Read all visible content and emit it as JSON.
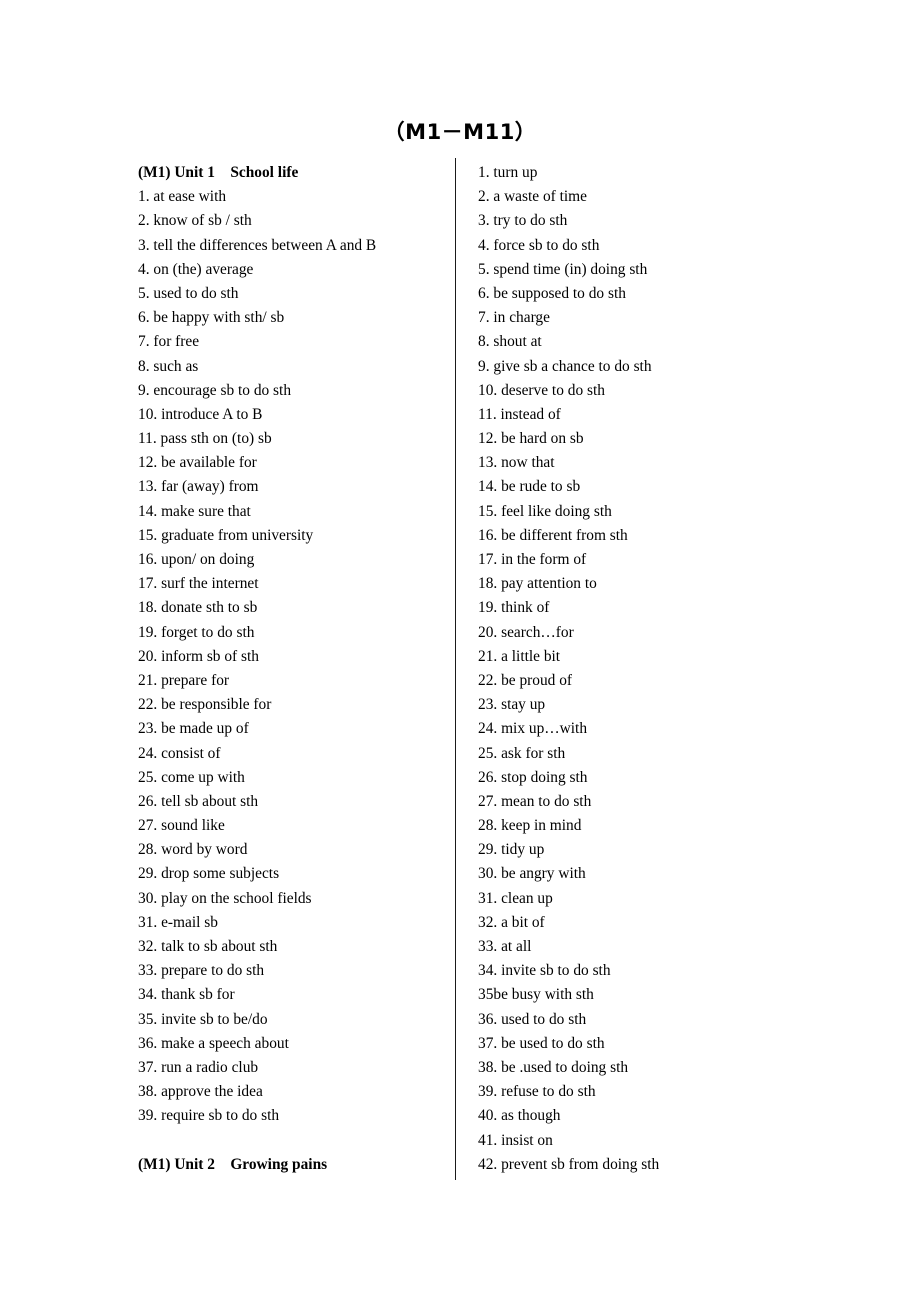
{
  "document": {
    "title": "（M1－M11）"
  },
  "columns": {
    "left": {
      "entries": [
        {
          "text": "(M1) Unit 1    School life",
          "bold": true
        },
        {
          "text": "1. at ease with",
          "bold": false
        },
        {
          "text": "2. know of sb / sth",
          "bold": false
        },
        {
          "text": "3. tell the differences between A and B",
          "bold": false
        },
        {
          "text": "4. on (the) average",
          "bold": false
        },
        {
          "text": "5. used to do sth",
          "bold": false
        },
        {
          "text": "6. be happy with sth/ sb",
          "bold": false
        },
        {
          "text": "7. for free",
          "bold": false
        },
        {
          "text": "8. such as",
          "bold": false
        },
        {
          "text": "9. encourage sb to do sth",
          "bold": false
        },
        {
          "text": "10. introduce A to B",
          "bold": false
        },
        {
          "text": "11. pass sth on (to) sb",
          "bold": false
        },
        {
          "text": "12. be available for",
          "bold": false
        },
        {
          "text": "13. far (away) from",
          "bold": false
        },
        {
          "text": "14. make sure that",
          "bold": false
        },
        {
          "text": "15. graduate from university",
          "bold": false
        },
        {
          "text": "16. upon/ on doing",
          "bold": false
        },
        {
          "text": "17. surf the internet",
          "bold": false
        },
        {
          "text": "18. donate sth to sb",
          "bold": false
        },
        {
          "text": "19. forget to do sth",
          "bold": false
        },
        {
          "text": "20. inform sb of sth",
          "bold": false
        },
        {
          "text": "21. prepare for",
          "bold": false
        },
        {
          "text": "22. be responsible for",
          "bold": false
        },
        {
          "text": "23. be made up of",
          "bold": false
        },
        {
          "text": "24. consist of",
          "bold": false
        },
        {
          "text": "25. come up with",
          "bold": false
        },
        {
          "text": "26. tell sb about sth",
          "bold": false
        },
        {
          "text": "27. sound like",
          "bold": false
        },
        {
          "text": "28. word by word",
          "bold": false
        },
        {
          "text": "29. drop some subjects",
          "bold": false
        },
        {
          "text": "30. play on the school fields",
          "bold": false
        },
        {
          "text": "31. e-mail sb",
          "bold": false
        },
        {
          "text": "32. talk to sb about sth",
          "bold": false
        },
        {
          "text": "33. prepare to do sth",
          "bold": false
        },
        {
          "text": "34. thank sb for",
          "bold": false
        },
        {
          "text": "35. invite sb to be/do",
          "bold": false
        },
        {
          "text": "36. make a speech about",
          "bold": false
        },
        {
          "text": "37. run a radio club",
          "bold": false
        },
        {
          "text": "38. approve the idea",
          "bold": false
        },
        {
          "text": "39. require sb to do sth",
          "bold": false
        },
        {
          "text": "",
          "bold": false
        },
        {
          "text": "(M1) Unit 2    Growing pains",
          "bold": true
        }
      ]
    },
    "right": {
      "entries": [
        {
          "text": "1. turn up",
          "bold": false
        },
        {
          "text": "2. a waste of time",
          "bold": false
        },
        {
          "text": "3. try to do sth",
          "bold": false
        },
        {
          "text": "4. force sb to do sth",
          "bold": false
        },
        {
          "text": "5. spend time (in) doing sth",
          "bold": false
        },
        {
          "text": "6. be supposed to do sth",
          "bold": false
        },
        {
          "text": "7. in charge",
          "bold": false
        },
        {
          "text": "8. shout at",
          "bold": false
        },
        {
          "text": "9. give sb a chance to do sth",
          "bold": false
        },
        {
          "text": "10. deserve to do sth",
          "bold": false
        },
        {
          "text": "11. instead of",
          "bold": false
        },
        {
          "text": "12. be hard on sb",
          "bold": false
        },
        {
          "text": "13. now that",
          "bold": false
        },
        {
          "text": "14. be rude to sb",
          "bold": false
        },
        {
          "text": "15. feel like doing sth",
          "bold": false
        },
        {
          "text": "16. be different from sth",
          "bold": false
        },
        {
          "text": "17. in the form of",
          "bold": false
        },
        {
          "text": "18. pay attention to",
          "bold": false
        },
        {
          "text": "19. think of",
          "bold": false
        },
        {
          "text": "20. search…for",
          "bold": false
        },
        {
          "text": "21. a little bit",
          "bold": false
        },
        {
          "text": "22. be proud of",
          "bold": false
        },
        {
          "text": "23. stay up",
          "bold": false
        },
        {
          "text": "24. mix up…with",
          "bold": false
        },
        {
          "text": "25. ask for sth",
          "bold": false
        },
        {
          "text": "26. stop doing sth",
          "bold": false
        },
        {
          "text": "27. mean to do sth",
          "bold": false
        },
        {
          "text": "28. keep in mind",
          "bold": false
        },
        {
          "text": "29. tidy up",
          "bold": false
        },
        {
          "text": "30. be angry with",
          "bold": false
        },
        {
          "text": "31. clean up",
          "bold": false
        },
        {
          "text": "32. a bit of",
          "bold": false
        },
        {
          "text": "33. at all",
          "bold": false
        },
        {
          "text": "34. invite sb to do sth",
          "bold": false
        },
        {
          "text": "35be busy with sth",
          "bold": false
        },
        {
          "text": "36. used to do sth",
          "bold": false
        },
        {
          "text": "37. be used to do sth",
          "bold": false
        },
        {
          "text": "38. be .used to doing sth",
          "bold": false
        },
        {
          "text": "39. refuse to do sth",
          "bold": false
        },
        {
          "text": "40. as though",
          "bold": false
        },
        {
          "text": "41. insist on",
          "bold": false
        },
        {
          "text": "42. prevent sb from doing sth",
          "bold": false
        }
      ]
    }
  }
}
....................
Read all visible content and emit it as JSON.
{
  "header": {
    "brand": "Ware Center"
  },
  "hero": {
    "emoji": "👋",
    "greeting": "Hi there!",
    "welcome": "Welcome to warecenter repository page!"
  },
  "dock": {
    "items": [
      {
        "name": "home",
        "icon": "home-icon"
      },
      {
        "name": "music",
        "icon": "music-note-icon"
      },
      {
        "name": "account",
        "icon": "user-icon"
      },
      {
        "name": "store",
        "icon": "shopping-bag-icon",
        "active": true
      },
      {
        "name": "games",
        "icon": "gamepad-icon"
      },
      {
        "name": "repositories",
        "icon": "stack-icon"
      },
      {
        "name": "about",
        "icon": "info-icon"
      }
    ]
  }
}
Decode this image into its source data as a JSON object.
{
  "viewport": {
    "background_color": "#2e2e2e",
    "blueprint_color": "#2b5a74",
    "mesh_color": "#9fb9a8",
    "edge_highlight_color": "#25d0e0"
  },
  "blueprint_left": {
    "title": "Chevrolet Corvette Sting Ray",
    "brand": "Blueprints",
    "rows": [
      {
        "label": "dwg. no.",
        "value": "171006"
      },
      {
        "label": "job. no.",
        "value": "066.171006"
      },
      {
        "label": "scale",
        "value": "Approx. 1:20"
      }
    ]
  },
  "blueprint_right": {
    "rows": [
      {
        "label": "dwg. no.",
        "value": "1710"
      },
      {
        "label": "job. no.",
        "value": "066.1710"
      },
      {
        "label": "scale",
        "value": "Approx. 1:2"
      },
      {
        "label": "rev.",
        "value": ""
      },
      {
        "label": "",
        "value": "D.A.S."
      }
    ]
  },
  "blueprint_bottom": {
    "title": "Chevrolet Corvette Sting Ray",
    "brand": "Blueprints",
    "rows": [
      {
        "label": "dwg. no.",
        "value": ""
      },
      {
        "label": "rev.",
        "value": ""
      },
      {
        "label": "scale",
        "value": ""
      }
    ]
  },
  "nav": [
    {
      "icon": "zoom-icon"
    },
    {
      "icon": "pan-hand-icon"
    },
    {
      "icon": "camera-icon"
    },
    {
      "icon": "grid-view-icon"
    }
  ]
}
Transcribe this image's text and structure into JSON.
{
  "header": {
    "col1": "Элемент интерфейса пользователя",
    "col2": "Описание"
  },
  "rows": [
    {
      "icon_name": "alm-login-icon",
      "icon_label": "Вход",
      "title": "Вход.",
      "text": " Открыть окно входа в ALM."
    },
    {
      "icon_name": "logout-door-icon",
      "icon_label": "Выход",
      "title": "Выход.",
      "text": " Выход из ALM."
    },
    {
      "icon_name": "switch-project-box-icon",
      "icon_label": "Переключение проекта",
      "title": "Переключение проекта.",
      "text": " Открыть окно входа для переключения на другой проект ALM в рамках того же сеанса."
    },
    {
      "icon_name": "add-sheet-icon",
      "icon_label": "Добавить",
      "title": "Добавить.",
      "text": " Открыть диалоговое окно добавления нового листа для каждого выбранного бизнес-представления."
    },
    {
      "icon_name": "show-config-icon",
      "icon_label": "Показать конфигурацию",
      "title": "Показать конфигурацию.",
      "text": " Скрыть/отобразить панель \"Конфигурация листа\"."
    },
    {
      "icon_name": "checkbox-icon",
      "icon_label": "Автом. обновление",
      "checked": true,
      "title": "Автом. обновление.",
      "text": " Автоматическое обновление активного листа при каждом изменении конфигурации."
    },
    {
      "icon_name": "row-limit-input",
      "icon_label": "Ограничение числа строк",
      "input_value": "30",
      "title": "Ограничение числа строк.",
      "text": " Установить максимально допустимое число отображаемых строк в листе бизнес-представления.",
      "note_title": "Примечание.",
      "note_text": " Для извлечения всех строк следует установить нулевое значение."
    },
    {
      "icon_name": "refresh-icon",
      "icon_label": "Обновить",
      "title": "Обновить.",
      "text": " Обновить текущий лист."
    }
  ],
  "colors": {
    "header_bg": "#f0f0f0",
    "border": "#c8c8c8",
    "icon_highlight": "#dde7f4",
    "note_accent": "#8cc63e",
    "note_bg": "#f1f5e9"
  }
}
....................
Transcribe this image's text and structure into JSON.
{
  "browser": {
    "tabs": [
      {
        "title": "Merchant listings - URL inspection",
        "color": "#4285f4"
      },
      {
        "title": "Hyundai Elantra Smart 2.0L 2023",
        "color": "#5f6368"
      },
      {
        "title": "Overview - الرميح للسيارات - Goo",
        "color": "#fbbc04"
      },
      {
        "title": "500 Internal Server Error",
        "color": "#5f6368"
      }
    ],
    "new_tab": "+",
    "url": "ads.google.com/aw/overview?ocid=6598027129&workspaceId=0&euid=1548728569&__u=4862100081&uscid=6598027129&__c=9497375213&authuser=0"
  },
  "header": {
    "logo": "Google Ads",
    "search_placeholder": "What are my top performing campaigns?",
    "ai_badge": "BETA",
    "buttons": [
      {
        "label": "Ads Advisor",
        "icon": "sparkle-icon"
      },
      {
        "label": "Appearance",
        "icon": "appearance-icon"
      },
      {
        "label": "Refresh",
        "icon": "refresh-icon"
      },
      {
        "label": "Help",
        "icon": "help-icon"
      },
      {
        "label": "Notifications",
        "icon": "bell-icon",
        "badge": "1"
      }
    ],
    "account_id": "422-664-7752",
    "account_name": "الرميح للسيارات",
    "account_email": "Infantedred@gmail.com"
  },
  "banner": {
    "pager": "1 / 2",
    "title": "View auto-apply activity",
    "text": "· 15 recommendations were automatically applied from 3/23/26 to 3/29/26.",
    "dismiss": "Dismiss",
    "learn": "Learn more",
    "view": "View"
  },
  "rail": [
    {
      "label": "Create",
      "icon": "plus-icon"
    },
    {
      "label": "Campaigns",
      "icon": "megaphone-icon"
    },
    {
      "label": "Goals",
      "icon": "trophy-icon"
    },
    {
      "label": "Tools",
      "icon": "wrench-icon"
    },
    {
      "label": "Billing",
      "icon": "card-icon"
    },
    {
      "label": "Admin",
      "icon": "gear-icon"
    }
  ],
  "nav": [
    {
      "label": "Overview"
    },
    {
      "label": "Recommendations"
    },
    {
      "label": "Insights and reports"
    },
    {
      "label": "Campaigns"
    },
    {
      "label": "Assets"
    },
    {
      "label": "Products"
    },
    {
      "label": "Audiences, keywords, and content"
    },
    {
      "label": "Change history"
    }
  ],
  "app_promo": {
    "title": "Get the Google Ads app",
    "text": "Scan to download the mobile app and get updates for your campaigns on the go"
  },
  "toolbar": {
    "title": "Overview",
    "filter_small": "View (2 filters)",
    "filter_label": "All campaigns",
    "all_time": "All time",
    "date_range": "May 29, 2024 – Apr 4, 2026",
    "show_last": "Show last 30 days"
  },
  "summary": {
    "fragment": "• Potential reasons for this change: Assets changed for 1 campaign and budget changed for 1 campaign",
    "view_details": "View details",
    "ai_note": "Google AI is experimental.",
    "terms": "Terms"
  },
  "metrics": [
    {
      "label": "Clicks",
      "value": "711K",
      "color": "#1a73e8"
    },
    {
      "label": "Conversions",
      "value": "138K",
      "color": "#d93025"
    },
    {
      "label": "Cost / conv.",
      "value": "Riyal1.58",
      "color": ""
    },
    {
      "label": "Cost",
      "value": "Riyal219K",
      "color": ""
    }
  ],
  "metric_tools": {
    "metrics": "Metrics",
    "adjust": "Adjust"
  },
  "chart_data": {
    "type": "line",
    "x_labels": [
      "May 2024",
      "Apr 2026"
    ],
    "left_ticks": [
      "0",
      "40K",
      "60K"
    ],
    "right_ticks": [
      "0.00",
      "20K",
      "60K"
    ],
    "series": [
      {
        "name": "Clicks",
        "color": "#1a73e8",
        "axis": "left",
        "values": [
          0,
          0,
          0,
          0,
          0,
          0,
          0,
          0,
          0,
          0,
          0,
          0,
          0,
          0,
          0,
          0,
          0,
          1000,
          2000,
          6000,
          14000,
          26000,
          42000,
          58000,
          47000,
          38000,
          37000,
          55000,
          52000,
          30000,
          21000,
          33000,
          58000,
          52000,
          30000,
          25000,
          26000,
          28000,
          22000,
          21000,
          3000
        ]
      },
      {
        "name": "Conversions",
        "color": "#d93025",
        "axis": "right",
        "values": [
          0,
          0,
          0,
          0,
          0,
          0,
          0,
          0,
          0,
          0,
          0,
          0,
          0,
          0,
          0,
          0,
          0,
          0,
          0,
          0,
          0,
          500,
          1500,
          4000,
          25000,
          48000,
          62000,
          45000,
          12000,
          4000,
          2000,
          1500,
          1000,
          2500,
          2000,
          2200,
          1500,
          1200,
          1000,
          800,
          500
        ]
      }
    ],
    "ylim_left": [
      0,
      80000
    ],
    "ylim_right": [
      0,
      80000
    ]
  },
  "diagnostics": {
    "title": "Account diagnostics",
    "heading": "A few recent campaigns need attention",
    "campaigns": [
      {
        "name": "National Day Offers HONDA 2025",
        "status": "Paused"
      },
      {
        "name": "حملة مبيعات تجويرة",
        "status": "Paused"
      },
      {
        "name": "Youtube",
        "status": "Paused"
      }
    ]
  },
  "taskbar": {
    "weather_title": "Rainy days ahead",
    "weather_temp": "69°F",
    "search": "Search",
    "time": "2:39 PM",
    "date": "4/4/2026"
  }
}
....................
- [What the task asks]: Find the word "time" and list each line it appears in.

- [Result of the exercise]:
          "text": "2. a waste of time",
          "text": "5. spend time (in) doing sth",
    "all_time": "All time",
    "time": "2:39 PM",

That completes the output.